**Given problem:**
Reproduce the material from its first line through the line containing "price-candle-body bbox=[123, 289, 125, 297]", substituting "candlestick-body" for each occurrence of "price-candle-body" and leaving everything else unchanged.
━━━━━━━━━━━━━━━━━━━━
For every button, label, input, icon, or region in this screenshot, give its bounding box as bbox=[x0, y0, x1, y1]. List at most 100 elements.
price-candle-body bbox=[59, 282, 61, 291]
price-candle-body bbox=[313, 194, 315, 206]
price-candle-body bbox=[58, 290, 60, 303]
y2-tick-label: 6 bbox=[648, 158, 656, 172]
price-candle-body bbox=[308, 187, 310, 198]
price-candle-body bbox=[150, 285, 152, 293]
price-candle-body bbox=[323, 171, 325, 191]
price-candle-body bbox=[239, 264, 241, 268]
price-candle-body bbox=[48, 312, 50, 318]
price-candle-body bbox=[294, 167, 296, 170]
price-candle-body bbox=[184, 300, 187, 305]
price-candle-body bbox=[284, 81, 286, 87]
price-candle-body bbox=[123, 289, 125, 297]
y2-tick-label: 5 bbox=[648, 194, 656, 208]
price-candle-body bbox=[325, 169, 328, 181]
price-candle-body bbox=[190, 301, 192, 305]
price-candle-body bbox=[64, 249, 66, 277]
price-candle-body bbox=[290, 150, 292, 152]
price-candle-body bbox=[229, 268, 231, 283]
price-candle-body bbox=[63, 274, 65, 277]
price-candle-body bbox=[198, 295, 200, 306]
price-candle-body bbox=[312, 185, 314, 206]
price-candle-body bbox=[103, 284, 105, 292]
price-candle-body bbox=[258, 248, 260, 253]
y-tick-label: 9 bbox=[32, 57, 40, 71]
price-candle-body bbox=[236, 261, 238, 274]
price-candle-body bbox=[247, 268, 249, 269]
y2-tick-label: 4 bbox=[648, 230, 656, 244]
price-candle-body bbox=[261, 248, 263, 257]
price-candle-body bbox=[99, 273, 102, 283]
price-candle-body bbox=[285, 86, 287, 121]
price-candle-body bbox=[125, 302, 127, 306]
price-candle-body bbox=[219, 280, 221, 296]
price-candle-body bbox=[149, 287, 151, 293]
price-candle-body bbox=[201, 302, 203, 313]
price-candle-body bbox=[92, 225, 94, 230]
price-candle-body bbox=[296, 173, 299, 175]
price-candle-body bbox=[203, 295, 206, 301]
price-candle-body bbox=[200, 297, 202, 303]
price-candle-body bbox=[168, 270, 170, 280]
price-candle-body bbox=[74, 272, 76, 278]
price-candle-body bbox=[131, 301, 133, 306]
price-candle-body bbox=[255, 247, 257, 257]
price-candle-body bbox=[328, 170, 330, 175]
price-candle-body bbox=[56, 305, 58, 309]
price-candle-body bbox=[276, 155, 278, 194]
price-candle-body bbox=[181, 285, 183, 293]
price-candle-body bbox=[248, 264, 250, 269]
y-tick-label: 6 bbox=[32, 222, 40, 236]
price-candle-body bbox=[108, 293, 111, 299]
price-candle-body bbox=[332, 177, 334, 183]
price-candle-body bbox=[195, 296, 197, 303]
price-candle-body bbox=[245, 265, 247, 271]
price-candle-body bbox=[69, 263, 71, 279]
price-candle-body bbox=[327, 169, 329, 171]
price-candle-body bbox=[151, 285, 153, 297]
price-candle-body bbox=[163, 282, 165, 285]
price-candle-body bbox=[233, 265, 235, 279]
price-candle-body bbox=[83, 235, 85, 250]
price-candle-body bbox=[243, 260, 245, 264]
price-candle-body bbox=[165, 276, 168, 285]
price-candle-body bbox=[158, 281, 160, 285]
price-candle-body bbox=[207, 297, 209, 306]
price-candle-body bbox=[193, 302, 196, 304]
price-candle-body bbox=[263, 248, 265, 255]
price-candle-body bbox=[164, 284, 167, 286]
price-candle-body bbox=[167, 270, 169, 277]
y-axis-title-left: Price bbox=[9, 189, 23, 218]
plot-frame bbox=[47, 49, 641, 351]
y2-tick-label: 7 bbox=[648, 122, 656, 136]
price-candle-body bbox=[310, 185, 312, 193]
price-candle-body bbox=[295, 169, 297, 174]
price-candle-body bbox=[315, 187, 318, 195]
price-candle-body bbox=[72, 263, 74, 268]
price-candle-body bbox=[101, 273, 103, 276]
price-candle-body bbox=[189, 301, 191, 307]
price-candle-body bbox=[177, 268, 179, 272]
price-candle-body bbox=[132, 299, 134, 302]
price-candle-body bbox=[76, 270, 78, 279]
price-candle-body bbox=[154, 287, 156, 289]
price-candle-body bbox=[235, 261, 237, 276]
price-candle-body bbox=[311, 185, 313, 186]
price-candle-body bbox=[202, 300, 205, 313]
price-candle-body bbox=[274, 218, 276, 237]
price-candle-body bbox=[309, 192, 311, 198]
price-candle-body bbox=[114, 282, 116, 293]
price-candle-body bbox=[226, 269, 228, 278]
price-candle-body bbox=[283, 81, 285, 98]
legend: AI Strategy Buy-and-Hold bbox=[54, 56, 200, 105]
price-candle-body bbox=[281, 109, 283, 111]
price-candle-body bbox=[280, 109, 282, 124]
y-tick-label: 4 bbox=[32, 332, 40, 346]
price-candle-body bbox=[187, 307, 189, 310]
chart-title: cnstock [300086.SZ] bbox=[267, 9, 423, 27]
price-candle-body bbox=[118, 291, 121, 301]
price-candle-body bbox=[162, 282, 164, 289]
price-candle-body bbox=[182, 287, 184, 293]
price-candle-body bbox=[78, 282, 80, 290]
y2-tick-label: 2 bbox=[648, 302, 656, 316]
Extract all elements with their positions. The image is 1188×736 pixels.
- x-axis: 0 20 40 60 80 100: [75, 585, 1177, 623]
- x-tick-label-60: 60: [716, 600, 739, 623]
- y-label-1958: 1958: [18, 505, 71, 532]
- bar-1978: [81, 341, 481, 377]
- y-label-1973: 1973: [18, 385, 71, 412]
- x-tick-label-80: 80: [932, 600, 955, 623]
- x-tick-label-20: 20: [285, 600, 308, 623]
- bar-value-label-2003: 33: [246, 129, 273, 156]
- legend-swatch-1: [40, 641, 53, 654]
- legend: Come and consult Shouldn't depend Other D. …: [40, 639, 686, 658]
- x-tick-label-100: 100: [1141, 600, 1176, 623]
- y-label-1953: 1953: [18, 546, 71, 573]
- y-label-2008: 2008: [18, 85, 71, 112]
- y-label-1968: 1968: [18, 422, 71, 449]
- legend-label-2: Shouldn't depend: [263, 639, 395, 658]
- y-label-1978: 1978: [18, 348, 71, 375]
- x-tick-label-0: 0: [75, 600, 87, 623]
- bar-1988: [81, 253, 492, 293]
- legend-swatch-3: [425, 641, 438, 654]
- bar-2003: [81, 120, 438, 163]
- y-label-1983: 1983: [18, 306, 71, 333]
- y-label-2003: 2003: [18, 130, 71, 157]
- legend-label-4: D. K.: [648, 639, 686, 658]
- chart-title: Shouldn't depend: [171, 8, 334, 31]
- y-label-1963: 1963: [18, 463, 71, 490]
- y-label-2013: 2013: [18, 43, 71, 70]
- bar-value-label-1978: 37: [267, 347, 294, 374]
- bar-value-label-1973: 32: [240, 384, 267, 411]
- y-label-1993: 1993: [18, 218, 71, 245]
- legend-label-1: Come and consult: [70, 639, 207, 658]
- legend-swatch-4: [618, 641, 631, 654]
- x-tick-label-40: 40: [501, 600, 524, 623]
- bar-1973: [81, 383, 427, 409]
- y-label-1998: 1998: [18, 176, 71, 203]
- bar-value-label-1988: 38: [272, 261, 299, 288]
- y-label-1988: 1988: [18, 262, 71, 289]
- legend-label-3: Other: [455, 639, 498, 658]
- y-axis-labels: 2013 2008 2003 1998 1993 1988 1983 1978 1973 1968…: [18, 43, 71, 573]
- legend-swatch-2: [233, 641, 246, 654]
━━━━━━━━━━━━━━━━━━━━
**Solution to this exercise:**
For every button, label, input, icon, or region in this screenshot, give its bounding box as bbox=[x0, y0, x1, y1]. List at most 100 elements.
candlestick-body bbox=[59, 282, 61, 291]
candlestick-body bbox=[313, 194, 315, 206]
candlestick-body bbox=[58, 290, 60, 303]
y2-tick-label: 6 bbox=[648, 158, 656, 172]
candlestick-body bbox=[308, 187, 310, 198]
candlestick-body bbox=[150, 285, 152, 293]
candlestick-body bbox=[323, 171, 325, 191]
candlestick-body bbox=[239, 264, 241, 268]
candlestick-body bbox=[48, 312, 50, 318]
candlestick-body bbox=[294, 167, 296, 170]
candlestick-body bbox=[184, 300, 187, 305]
candlestick-body bbox=[284, 81, 286, 87]
candlestick-body bbox=[123, 289, 125, 297]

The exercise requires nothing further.